:: Exercise data ::
════
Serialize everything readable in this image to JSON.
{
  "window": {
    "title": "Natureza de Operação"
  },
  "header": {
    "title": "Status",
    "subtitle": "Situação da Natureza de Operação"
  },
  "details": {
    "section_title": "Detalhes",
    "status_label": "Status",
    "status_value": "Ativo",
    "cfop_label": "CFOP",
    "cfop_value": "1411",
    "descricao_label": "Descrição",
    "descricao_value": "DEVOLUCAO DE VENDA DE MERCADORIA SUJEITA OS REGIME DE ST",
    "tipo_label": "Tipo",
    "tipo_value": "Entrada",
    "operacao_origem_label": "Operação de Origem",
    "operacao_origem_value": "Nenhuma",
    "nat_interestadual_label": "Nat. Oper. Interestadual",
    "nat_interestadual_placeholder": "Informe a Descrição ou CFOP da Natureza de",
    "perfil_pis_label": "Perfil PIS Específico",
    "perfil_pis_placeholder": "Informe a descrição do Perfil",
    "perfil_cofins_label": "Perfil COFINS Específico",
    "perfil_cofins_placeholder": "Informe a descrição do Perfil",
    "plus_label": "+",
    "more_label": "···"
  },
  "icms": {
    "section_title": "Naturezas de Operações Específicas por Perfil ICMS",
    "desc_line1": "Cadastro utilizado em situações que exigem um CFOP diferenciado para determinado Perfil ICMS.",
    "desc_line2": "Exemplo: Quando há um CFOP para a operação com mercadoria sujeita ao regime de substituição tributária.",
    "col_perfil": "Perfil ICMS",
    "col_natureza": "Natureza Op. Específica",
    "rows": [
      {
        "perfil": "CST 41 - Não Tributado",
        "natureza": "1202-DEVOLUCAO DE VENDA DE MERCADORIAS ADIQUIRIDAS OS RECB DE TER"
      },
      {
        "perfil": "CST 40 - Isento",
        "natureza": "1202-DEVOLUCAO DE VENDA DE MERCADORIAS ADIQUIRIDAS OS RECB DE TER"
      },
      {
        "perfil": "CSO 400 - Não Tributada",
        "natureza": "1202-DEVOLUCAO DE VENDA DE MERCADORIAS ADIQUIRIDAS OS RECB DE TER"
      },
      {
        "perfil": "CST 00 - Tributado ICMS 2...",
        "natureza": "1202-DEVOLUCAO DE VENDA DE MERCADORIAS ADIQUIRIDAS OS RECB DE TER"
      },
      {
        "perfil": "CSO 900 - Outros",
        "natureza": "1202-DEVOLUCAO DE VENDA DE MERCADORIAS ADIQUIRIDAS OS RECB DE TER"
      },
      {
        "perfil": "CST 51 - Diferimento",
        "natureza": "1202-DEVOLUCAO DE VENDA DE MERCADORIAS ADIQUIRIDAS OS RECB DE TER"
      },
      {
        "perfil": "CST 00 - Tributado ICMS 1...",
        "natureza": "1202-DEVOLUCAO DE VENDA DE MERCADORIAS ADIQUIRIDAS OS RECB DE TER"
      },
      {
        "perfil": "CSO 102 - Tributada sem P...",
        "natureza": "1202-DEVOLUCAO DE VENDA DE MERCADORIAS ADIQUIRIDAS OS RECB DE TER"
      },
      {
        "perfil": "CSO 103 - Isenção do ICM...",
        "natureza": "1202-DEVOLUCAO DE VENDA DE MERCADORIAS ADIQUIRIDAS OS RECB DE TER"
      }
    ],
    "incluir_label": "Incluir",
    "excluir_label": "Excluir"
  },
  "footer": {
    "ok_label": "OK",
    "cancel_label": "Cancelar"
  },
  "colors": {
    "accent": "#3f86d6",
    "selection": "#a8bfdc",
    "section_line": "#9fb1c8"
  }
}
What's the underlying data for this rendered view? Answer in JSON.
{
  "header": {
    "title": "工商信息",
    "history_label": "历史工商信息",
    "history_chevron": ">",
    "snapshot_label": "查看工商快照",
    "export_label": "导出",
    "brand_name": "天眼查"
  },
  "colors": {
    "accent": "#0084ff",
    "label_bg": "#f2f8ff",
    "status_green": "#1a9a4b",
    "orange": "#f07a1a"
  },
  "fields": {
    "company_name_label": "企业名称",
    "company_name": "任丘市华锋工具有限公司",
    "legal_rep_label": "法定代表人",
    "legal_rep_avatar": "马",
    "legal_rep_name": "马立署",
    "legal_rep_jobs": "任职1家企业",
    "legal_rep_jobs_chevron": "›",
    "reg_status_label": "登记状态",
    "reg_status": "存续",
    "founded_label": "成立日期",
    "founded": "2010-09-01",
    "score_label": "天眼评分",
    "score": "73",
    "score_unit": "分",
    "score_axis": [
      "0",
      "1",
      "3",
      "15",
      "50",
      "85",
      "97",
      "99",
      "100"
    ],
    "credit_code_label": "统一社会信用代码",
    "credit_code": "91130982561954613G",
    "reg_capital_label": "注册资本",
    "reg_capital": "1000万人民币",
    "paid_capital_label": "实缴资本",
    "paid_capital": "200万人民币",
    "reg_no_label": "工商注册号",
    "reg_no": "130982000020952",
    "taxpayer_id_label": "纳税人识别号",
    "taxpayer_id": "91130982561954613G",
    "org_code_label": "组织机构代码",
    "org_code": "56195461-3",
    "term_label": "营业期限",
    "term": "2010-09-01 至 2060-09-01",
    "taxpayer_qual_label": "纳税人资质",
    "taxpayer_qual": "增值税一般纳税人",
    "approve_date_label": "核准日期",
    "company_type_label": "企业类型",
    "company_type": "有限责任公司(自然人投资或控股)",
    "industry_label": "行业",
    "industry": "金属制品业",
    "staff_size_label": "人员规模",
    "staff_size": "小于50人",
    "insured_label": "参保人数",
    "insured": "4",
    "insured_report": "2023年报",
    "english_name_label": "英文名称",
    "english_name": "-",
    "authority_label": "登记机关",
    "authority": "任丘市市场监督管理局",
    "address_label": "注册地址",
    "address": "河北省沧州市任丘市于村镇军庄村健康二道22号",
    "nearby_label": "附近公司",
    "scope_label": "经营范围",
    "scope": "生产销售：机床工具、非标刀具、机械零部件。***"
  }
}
════
:: What you need to do ::
Print the records above in full, exactly.

:: Output of the exercise ::
Serialize everything readable in this image to JSON.
{
  "window": {
    "title": "Natureza de Operação"
  },
  "header": {
    "title": "Status",
    "subtitle": "Situação da Natureza de Operação"
  },
  "details": {
    "section_title": "Detalhes",
    "status_label": "Status",
    "status_value": "Ativo",
    "cfop_label": "CFOP",
    "cfop_value": "1411",
    "descricao_label": "Descrição",
    "descricao_value": "DEVOLUCAO DE VENDA DE MERCADORIA SUJEITA OS REGIME DE ST",
    "tipo_label": "Tipo",
    "tipo_value": "Entrada",
    "operacao_origem_label": "Operação de Origem",
    "operacao_origem_value": "Nenhuma",
    "nat_interestadual_label": "Nat. Oper. Interestadual",
    "nat_interestadual_placeholder": "Informe a Descrição ou CFOP da Natureza de",
    "perfil_pis_label": "Perfil PIS Específico",
    "perfil_pis_placeholder": "Informe a descrição do Perfil",
    "perfil_cofins_label": "Perfil COFINS Específico",
    "perfil_cofins_placeholder": "Informe a descrição do Perfil",
    "plus_label": "+",
    "more_label": "···"
  },
  "icms": {
    "section_title": "Naturezas de Operações Específicas por Perfil ICMS",
    "desc_line1": "Cadastro utilizado em situações que exigem um CFOP diferenciado para determinado Perfil ICMS.",
    "desc_line2": "Exemplo: Quando há um CFOP para a operação com mercadoria sujeita ao regime de substituição tributária.",
    "col_perfil": "Perfil ICMS",
    "col_natureza": "Natureza Op. Específica",
    "rows": [
      {
        "perfil": "CST 41 - Não Tributado",
        "natureza": "1202-DEVOLUCAO DE VENDA DE MERCADORIAS ADIQUIRIDAS OS RECB DE TER"
      },
      {
        "perfil": "CST 40 - Isento",
        "natureza": "1202-DEVOLUCAO DE VENDA DE MERCADORIAS ADIQUIRIDAS OS RECB DE TER"
      },
      {
        "perfil": "CSO 400 - Não Tributada",
        "natureza": "1202-DEVOLUCAO DE VENDA DE MERCADORIAS ADIQUIRIDAS OS RECB DE TER"
      },
      {
        "perfil": "CST 00 - Tributado ICMS 2...",
        "natureza": "1202-DEVOLUCAO DE VENDA DE MERCADORIAS ADIQUIRIDAS OS RECB DE TER"
      },
      {
        "perfil": "CSO 900 - Outros",
        "natureza": "1202-DEVOLUCAO DE VENDA DE MERCADORIAS ADIQUIRIDAS OS RECB DE TER"
      },
      {
        "perfil": "CST 51 - Diferimento",
        "natureza": "1202-DEVOLUCAO DE VENDA DE MERCADORIAS ADIQUIRIDAS OS RECB DE TER"
      },
      {
        "perfil": "CST 00 - Tributado ICMS 1...",
        "natureza": "1202-DEVOLUCAO DE VENDA DE MERCADORIAS ADIQUIRIDAS OS RECB DE TER"
      },
      {
        "perfil": "CSO 102 - Tributada sem P...",
        "natureza": "1202-DEVOLUCAO DE VENDA DE MERCADORIAS ADIQUIRIDAS OS RECB DE TER"
      },
      {
        "perfil": "CSO 103 - Isenção do ICM...",
        "natureza": "1202-DEVOLUCAO DE VENDA DE MERCADORIAS ADIQUIRIDAS OS RECB DE TER"
      }
    ],
    "incluir_label": "Incluir",
    "excluir_label": "Excluir"
  },
  "footer": {
    "ok_label": "OK",
    "cancel_label": "Cancelar"
  },
  "colors": {
    "accent": "#3f86d6",
    "selection": "#a8bfdc",
    "section_line": "#9fb1c8"
  }
}
What's the underlying data for this rendered view? Answer in JSON.
{
  "header": {
    "title": "工商信息",
    "history_label": "历史工商信息",
    "history_chevron": ">",
    "snapshot_label": "查看工商快照",
    "export_label": "导出",
    "brand_name": "天眼查"
  },
  "colors": {
    "accent": "#0084ff",
    "label_bg": "#f2f8ff",
    "status_green": "#1a9a4b",
    "orange": "#f07a1a"
  },
  "fields": {
    "company_name_label": "企业名称",
    "company_name": "任丘市华锋工具有限公司",
    "legal_rep_label": "法定代表人",
    "legal_rep_avatar": "马",
    "legal_rep_name": "马立署",
    "legal_rep_jobs": "任职1家企业",
    "legal_rep_jobs_chevron": "›",
    "reg_status_label": "登记状态",
    "reg_status": "存续",
    "founded_label": "成立日期",
    "founded": "2010-09-01",
    "score_label": "天眼评分",
    "score": "73",
    "score_unit": "分",
    "score_axis": [
      "0",
      "1",
      "3",
      "15",
      "50",
      "85",
      "97",
      "99",
      "100"
    ],
    "credit_code_label": "统一社会信用代码",
    "credit_code": "91130982561954613G",
    "reg_capital_label": "注册资本",
    "reg_capital": "1000万人民币",
    "paid_capital_label": "实缴资本",
    "paid_capital": "200万人民币",
    "reg_no_label": "工商注册号",
    "reg_no": "130982000020952",
    "taxpayer_id_label": "纳税人识别号",
    "taxpayer_id": "91130982561954613G",
    "org_code_label": "组织机构代码",
    "org_code": "56195461-3",
    "term_label": "营业期限",
    "term": "2010-09-01 至 2060-09-01",
    "taxpayer_qual_label": "纳税人资质",
    "taxpayer_qual": "增值税一般纳税人",
    "approve_date_label": "核准日期",
    "company_type_label": "企业类型",
    "company_type": "有限责任公司(自然人投资或控股)",
    "industry_label": "行业",
    "industry": "金属制品业",
    "staff_size_label": "人员规模",
    "staff_size": "小于50人",
    "insured_label": "参保人数",
    "insured": "4",
    "insured_report": "2023年报",
    "english_name_label": "英文名称",
    "english_name": "-",
    "authority_label": "登记机关",
    "authority": "任丘市市场监督管理局",
    "address_label": "注册地址",
    "address": "河北省沧州市任丘市于村镇军庄村健康二道22号",
    "nearby_label": "附近公司",
    "scope_label": "经营范围",
    "scope": "生产销售：机床工具、非标刀具、机械零部件。***"
  }
}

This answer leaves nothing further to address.